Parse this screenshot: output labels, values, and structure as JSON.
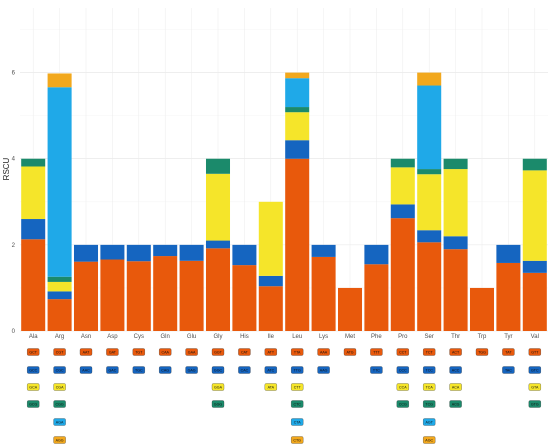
{
  "chart_data": {
    "type": "bar",
    "stacked": true,
    "ylabel": "RSCU",
    "xlabel": "",
    "ylim": [
      0,
      7.5
    ],
    "yticks": [
      0,
      2,
      4,
      6
    ],
    "grid": true,
    "legend": "codon labels below x-axis, one colored row per stack layer",
    "categories": [
      "Ala",
      "Arg",
      "Asn",
      "Asp",
      "Cys",
      "Gln",
      "Glu",
      "Gly",
      "His",
      "Ile",
      "Leu",
      "Lys",
      "Met",
      "Phe",
      "Pro",
      "Ser",
      "Thr",
      "Trp",
      "Tyr",
      "Val"
    ],
    "layer_colors": [
      "#e8590c",
      "#1565c0",
      "#f5e52a",
      "#1b8a6b",
      "#1fa9e8",
      "#f2a81d"
    ],
    "bars": [
      {
        "aa": "Ala",
        "segments": [
          {
            "codon": "GCT",
            "value": 2.13
          },
          {
            "codon": "GCC",
            "value": 0.47
          },
          {
            "codon": "GCA",
            "value": 1.22
          },
          {
            "codon": "GCG",
            "value": 0.18
          }
        ]
      },
      {
        "aa": "Arg",
        "segments": [
          {
            "codon": "CGT",
            "value": 0.74
          },
          {
            "codon": "CGC",
            "value": 0.18
          },
          {
            "codon": "CGA",
            "value": 0.22
          },
          {
            "codon": "CGG",
            "value": 0.12
          },
          {
            "codon": "AGA",
            "value": 4.4
          },
          {
            "codon": "AGG",
            "value": 0.32
          }
        ]
      },
      {
        "aa": "Asn",
        "segments": [
          {
            "codon": "AAT",
            "value": 1.61
          },
          {
            "codon": "AAC",
            "value": 0.39
          }
        ]
      },
      {
        "aa": "Asp",
        "segments": [
          {
            "codon": "GAT",
            "value": 1.66
          },
          {
            "codon": "GAC",
            "value": 0.34
          }
        ]
      },
      {
        "aa": "Cys",
        "segments": [
          {
            "codon": "TGT",
            "value": 1.62
          },
          {
            "codon": "TGC",
            "value": 0.38
          }
        ]
      },
      {
        "aa": "Gln",
        "segments": [
          {
            "codon": "CAA",
            "value": 1.74
          },
          {
            "codon": "CAG",
            "value": 0.26
          }
        ]
      },
      {
        "aa": "Glu",
        "segments": [
          {
            "codon": "GAA",
            "value": 1.63
          },
          {
            "codon": "GAG",
            "value": 0.37
          }
        ]
      },
      {
        "aa": "Gly",
        "segments": [
          {
            "codon": "GGT",
            "value": 1.92
          },
          {
            "codon": "GGC",
            "value": 0.18
          },
          {
            "codon": "GGA",
            "value": 1.55
          },
          {
            "codon": "GGG",
            "value": 0.35
          }
        ]
      },
      {
        "aa": "His",
        "segments": [
          {
            "codon": "CAT",
            "value": 1.53
          },
          {
            "codon": "CAC",
            "value": 0.47
          }
        ]
      },
      {
        "aa": "Ile",
        "segments": [
          {
            "codon": "ATT",
            "value": 1.04
          },
          {
            "codon": "ATC",
            "value": 0.24
          },
          {
            "codon": "ATA",
            "value": 1.72
          }
        ]
      },
      {
        "aa": "Leu",
        "segments": [
          {
            "codon": "TTA",
            "value": 4.0
          },
          {
            "codon": "TTG",
            "value": 0.43
          },
          {
            "codon": "CTT",
            "value": 0.65
          },
          {
            "codon": "CTC",
            "value": 0.12
          },
          {
            "codon": "CTA",
            "value": 0.67
          },
          {
            "codon": "CTG",
            "value": 0.13
          }
        ]
      },
      {
        "aa": "Lys",
        "segments": [
          {
            "codon": "AAA",
            "value": 1.72
          },
          {
            "codon": "AAG",
            "value": 0.28
          }
        ]
      },
      {
        "aa": "Met",
        "segments": [
          {
            "codon": "ATG",
            "value": 1.0
          }
        ]
      },
      {
        "aa": "Phe",
        "segments": [
          {
            "codon": "TTT",
            "value": 1.55
          },
          {
            "codon": "TTC",
            "value": 0.45
          }
        ]
      },
      {
        "aa": "Pro",
        "segments": [
          {
            "codon": "CCT",
            "value": 2.62
          },
          {
            "codon": "CCC",
            "value": 0.32
          },
          {
            "codon": "CCA",
            "value": 0.86
          },
          {
            "codon": "CCG",
            "value": 0.2
          }
        ]
      },
      {
        "aa": "Ser",
        "segments": [
          {
            "codon": "TCT",
            "value": 2.06
          },
          {
            "codon": "TCC",
            "value": 0.28
          },
          {
            "codon": "TCA",
            "value": 1.3
          },
          {
            "codon": "TCG",
            "value": 0.12
          },
          {
            "codon": "AGT",
            "value": 1.94
          },
          {
            "codon": "AGC",
            "value": 0.3
          }
        ]
      },
      {
        "aa": "Thr",
        "segments": [
          {
            "codon": "ACT",
            "value": 1.9
          },
          {
            "codon": "ACC",
            "value": 0.3
          },
          {
            "codon": "ACA",
            "value": 1.56
          },
          {
            "codon": "ACG",
            "value": 0.24
          }
        ]
      },
      {
        "aa": "Trp",
        "segments": [
          {
            "codon": "TGG",
            "value": 1.0
          }
        ]
      },
      {
        "aa": "Tyr",
        "segments": [
          {
            "codon": "TAT",
            "value": 1.58
          },
          {
            "codon": "TAC",
            "value": 0.42
          }
        ]
      },
      {
        "aa": "Val",
        "segments": [
          {
            "codon": "GTT",
            "value": 1.35
          },
          {
            "codon": "GTC",
            "value": 0.28
          },
          {
            "codon": "GTA",
            "value": 2.1
          },
          {
            "codon": "GTG",
            "value": 0.27
          }
        ]
      }
    ]
  }
}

= = = = = = =

## Directive
The records above should be reproduced exactly, with no pictures included.

## Exercise output
Parse this screenshot: output labels, values, and structure as JSON.
{
  "chart_data": {
    "type": "bar",
    "stacked": true,
    "ylabel": "RSCU",
    "xlabel": "",
    "ylim": [
      0,
      7.5
    ],
    "yticks": [
      0,
      2,
      4,
      6
    ],
    "grid": true,
    "legend": "codon labels below x-axis, one colored row per stack layer",
    "categories": [
      "Ala",
      "Arg",
      "Asn",
      "Asp",
      "Cys",
      "Gln",
      "Glu",
      "Gly",
      "His",
      "Ile",
      "Leu",
      "Lys",
      "Met",
      "Phe",
      "Pro",
      "Ser",
      "Thr",
      "Trp",
      "Tyr",
      "Val"
    ],
    "layer_colors": [
      "#e8590c",
      "#1565c0",
      "#f5e52a",
      "#1b8a6b",
      "#1fa9e8",
      "#f2a81d"
    ],
    "bars": [
      {
        "aa": "Ala",
        "segments": [
          {
            "codon": "GCT",
            "value": 2.13
          },
          {
            "codon": "GCC",
            "value": 0.47
          },
          {
            "codon": "GCA",
            "value": 1.22
          },
          {
            "codon": "GCG",
            "value": 0.18
          }
        ]
      },
      {
        "aa": "Arg",
        "segments": [
          {
            "codon": "CGT",
            "value": 0.74
          },
          {
            "codon": "CGC",
            "value": 0.18
          },
          {
            "codon": "CGA",
            "value": 0.22
          },
          {
            "codon": "CGG",
            "value": 0.12
          },
          {
            "codon": "AGA",
            "value": 4.4
          },
          {
            "codon": "AGG",
            "value": 0.32
          }
        ]
      },
      {
        "aa": "Asn",
        "segments": [
          {
            "codon": "AAT",
            "value": 1.61
          },
          {
            "codon": "AAC",
            "value": 0.39
          }
        ]
      },
      {
        "aa": "Asp",
        "segments": [
          {
            "codon": "GAT",
            "value": 1.66
          },
          {
            "codon": "GAC",
            "value": 0.34
          }
        ]
      },
      {
        "aa": "Cys",
        "segments": [
          {
            "codon": "TGT",
            "value": 1.62
          },
          {
            "codon": "TGC",
            "value": 0.38
          }
        ]
      },
      {
        "aa": "Gln",
        "segments": [
          {
            "codon": "CAA",
            "value": 1.74
          },
          {
            "codon": "CAG",
            "value": 0.26
          }
        ]
      },
      {
        "aa": "Glu",
        "segments": [
          {
            "codon": "GAA",
            "value": 1.63
          },
          {
            "codon": "GAG",
            "value": 0.37
          }
        ]
      },
      {
        "aa": "Gly",
        "segments": [
          {
            "codon": "GGT",
            "value": 1.92
          },
          {
            "codon": "GGC",
            "value": 0.18
          },
          {
            "codon": "GGA",
            "value": 1.55
          },
          {
            "codon": "GGG",
            "value": 0.35
          }
        ]
      },
      {
        "aa": "His",
        "segments": [
          {
            "codon": "CAT",
            "value": 1.53
          },
          {
            "codon": "CAC",
            "value": 0.47
          }
        ]
      },
      {
        "aa": "Ile",
        "segments": [
          {
            "codon": "ATT",
            "value": 1.04
          },
          {
            "codon": "ATC",
            "value": 0.24
          },
          {
            "codon": "ATA",
            "value": 1.72
          }
        ]
      },
      {
        "aa": "Leu",
        "segments": [
          {
            "codon": "TTA",
            "value": 4.0
          },
          {
            "codon": "TTG",
            "value": 0.43
          },
          {
            "codon": "CTT",
            "value": 0.65
          },
          {
            "codon": "CTC",
            "value": 0.12
          },
          {
            "codon": "CTA",
            "value": 0.67
          },
          {
            "codon": "CTG",
            "value": 0.13
          }
        ]
      },
      {
        "aa": "Lys",
        "segments": [
          {
            "codon": "AAA",
            "value": 1.72
          },
          {
            "codon": "AAG",
            "value": 0.28
          }
        ]
      },
      {
        "aa": "Met",
        "segments": [
          {
            "codon": "ATG",
            "value": 1.0
          }
        ]
      },
      {
        "aa": "Phe",
        "segments": [
          {
            "codon": "TTT",
            "value": 1.55
          },
          {
            "codon": "TTC",
            "value": 0.45
          }
        ]
      },
      {
        "aa": "Pro",
        "segments": [
          {
            "codon": "CCT",
            "value": 2.62
          },
          {
            "codon": "CCC",
            "value": 0.32
          },
          {
            "codon": "CCA",
            "value": 0.86
          },
          {
            "codon": "CCG",
            "value": 0.2
          }
        ]
      },
      {
        "aa": "Ser",
        "segments": [
          {
            "codon": "TCT",
            "value": 2.06
          },
          {
            "codon": "TCC",
            "value": 0.28
          },
          {
            "codon": "TCA",
            "value": 1.3
          },
          {
            "codon": "TCG",
            "value": 0.12
          },
          {
            "codon": "AGT",
            "value": 1.94
          },
          {
            "codon": "AGC",
            "value": 0.3
          }
        ]
      },
      {
        "aa": "Thr",
        "segments": [
          {
            "codon": "ACT",
            "value": 1.9
          },
          {
            "codon": "ACC",
            "value": 0.3
          },
          {
            "codon": "ACA",
            "value": 1.56
          },
          {
            "codon": "ACG",
            "value": 0.24
          }
        ]
      },
      {
        "aa": "Trp",
        "segments": [
          {
            "codon": "TGG",
            "value": 1.0
          }
        ]
      },
      {
        "aa": "Tyr",
        "segments": [
          {
            "codon": "TAT",
            "value": 1.58
          },
          {
            "codon": "TAC",
            "value": 0.42
          }
        ]
      },
      {
        "aa": "Val",
        "segments": [
          {
            "codon": "GTT",
            "value": 1.35
          },
          {
            "codon": "GTC",
            "value": 0.28
          },
          {
            "codon": "GTA",
            "value": 2.1
          },
          {
            "codon": "GTG",
            "value": 0.27
          }
        ]
      }
    ]
  }
}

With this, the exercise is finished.